Task prompt >>
Copy out the whole listing exactly as written, leaving the pictures behind.

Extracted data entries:
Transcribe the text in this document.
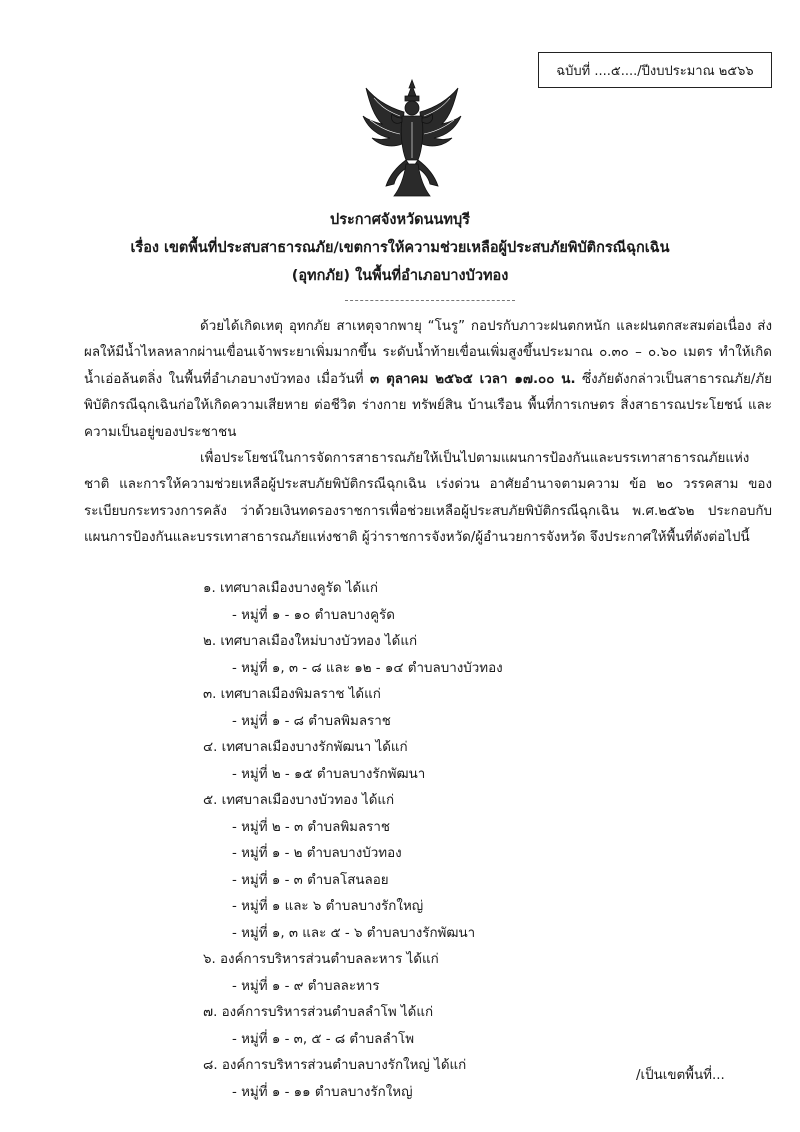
ฉบับที่ ....๕..../ปีงบประมาณ ๒๕๖๖
ประกาศจังหวัดนนทบุรี
เรื่อง เขตพื้นที่ประสบสาธารณภัย/เขตการให้ความช่วยเหลือผู้ประสบภัยพิบัติกรณีฉุกเฉิน
(อุทกภัย) ในพื้นที่อำเภอบางบัวทอง

ด้วยได้เกิดเหตุ อุทกภัย สาเหตุจากพายุ “โนรู” กอปรกับภาวะฝนตกหนัก และฝนตกสะสมต่อเนื่อง ส่งผลให้มีน้ำไหลหลากผ่านเขื่อนเจ้าพระยาเพิ่มมากขึ้น ระดับน้ำท้ายเขื่อนเพิ่มสูงขึ้นประมาณ ๐.๓๐ – ๐.๖๐ เมตร ทำให้เกิดน้ำเอ่อล้นตลิ่ง ในพื้นที่อำเภอบางบัวทอง เมื่อวันที่ ๓ ตุลาคม ๒๕๖๕ เวลา ๑๗.๐๐ น. ซึ่งภัยดังกล่าวเป็นสาธารณภัย/ภัยพิบัติกรณีฉุกเฉินก่อให้เกิดความเสียหาย ต่อชีวิต ร่างกาย ทรัพย์สิน บ้านเรือน พื้นที่การเกษตร สิ่งสาธารณประโยชน์ และความเป็นอยู่ของประชาชน

เพื่อประโยชน์ในการจัดการสาธารณภัยให้เป็นไปตามแผนการป้องกันและบรรเทาสาธารณภัยแห่งชาติ และการให้ความช่วยเหลือผู้ประสบภัยพิบัติกรณีฉุกเฉิน เร่งด่วน อาศัยอำนาจตามความ ข้อ ๒๐ วรรคสาม ของระเบียบกระทรวงการคลัง ว่าด้วยเงินทดรองราชการเพื่อช่วยเหลือผู้ประสบภัยพิบัติกรณีฉุกเฉิน พ.ศ.๒๕๖๒ ประกอบกับแผนการป้องกันและบรรเทาสาธารณภัยแห่งชาติ ผู้ว่าราชการจังหวัด/ผู้อำนวยการจังหวัด จึงประกาศให้พื้นที่ดังต่อไปนี้

๑. เทศบาลเมืองบางคูรัด ได้แก่
- หมู่ที่ ๑ - ๑๐ ตำบลบางคูรัด
๒. เทศบาลเมืองใหม่บางบัวทอง ได้แก่
- หมู่ที่ ๑, ๓ - ๘ และ ๑๒ - ๑๔ ตำบลบางบัวทอง
๓. เทศบาลเมืองพิมลราช ได้แก่
- หมู่ที่ ๑ - ๘ ตำบลพิมลราช
๔. เทศบาลเมืองบางรักพัฒนา ได้แก่
- หมู่ที่ ๒ - ๑๕ ตำบลบางรักพัฒนา
๕. เทศบาลเมืองบางบัวทอง ได้แก่
- หมู่ที่ ๒ - ๓ ตำบลพิมลราช
- หมู่ที่ ๑ - ๒ ตำบลบางบัวทอง
- หมู่ที่ ๑ - ๓ ตำบลโสนลอย
- หมู่ที่ ๑ และ ๖ ตำบลบางรักใหญ่
- หมู่ที่ ๑, ๓ และ ๕ - ๖ ตำบลบางรักพัฒนา
๖. องค์การบริหารส่วนตำบลละหาร ได้แก่
- หมู่ที่ ๑ - ๙ ตำบลละหาร
๗. องค์การบริหารส่วนตำบลลำโพ ได้แก่
- หมู่ที่ ๑ - ๓, ๕ - ๘ ตำบลลำโพ
๘. องค์การบริหารส่วนตำบลบางรักใหญ่ ได้แก่
- หมู่ที่ ๑ - ๑๑ ตำบลบางรักใหญ่
/เป็นเขตพื้นที่...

Task result >>
Transcribe the text in this document.
ฉบับที่ ....๕..../ปีงบประมาณ ๒๕๖๖
ประกาศจังหวัดนนทบุรี
เรื่อง เขตพื้นที่ประสบสาธารณภัย/เขตการให้ความช่วยเหลือผู้ประสบภัยพิบัติกรณีฉุกเฉิน
(อุทกภัย) ในพื้นที่อำเภอบางบัวทอง

ด้วยได้เกิดเหตุ อุทกภัย สาเหตุจากพายุ “โนรู” กอปรกับภาวะฝนตกหนัก และฝนตกสะสมต่อเนื่อง ส่งผลให้มีน้ำไหลหลากผ่านเขื่อนเจ้าพระยาเพิ่มมากขึ้น ระดับน้ำท้ายเขื่อนเพิ่มสูงขึ้นประมาณ ๐.๓๐ – ๐.๖๐ เมตร ทำให้เกิดน้ำเอ่อล้นตลิ่ง ในพื้นที่อำเภอบางบัวทอง เมื่อวันที่ ๓ ตุลาคม ๒๕๖๕ เวลา ๑๗.๐๐ น. ซึ่งภัยดังกล่าวเป็นสาธารณภัย/ภัยพิบัติกรณีฉุกเฉินก่อให้เกิดความเสียหาย ต่อชีวิต ร่างกาย ทรัพย์สิน บ้านเรือน พื้นที่การเกษตร สิ่งสาธารณประโยชน์ และความเป็นอยู่ของประชาชน

เพื่อประโยชน์ในการจัดการสาธารณภัยให้เป็นไปตามแผนการป้องกันและบรรเทาสาธารณภัยแห่งชาติ และการให้ความช่วยเหลือผู้ประสบภัยพิบัติกรณีฉุกเฉิน เร่งด่วน อาศัยอำนาจตามความ ข้อ ๒๐ วรรคสาม ของระเบียบกระทรวงการคลัง ว่าด้วยเงินทดรองราชการเพื่อช่วยเหลือผู้ประสบภัยพิบัติกรณีฉุกเฉิน พ.ศ.๒๕๖๒ ประกอบกับแผนการป้องกันและบรรเทาสาธารณภัยแห่งชาติ ผู้ว่าราชการจังหวัด/ผู้อำนวยการจังหวัด จึงประกาศให้พื้นที่ดังต่อไปนี้

๑. เทศบาลเมืองบางคูรัด ได้แก่
- หมู่ที่ ๑ - ๑๐ ตำบลบางคูรัด
๒. เทศบาลเมืองใหม่บางบัวทอง ได้แก่
- หมู่ที่ ๑, ๓ - ๘ และ ๑๒ - ๑๔ ตำบลบางบัวทอง
๓. เทศบาลเมืองพิมลราช ได้แก่
- หมู่ที่ ๑ - ๘ ตำบลพิมลราช
๔. เทศบาลเมืองบางรักพัฒนา ได้แก่
- หมู่ที่ ๒ - ๑๕ ตำบลบางรักพัฒนา
๕. เทศบาลเมืองบางบัวทอง ได้แก่
- หมู่ที่ ๒ - ๓ ตำบลพิมลราช
- หมู่ที่ ๑ - ๒ ตำบลบางบัวทอง
- หมู่ที่ ๑ - ๓ ตำบลโสนลอย
- หมู่ที่ ๑ และ ๖ ตำบลบางรักใหญ่
- หมู่ที่ ๑, ๓ และ ๕ - ๖ ตำบลบางรักพัฒนา
๖. องค์การบริหารส่วนตำบลละหาร ได้แก่
- หมู่ที่ ๑ - ๙ ตำบลละหาร
๗. องค์การบริหารส่วนตำบลลำโพ ได้แก่
- หมู่ที่ ๑ - ๓, ๕ - ๘ ตำบลลำโพ
๘. องค์การบริหารส่วนตำบลบางรักใหญ่ ได้แก่
- หมู่ที่ ๑ - ๑๑ ตำบลบางรักใหญ่
/เป็นเขตพื้นที่...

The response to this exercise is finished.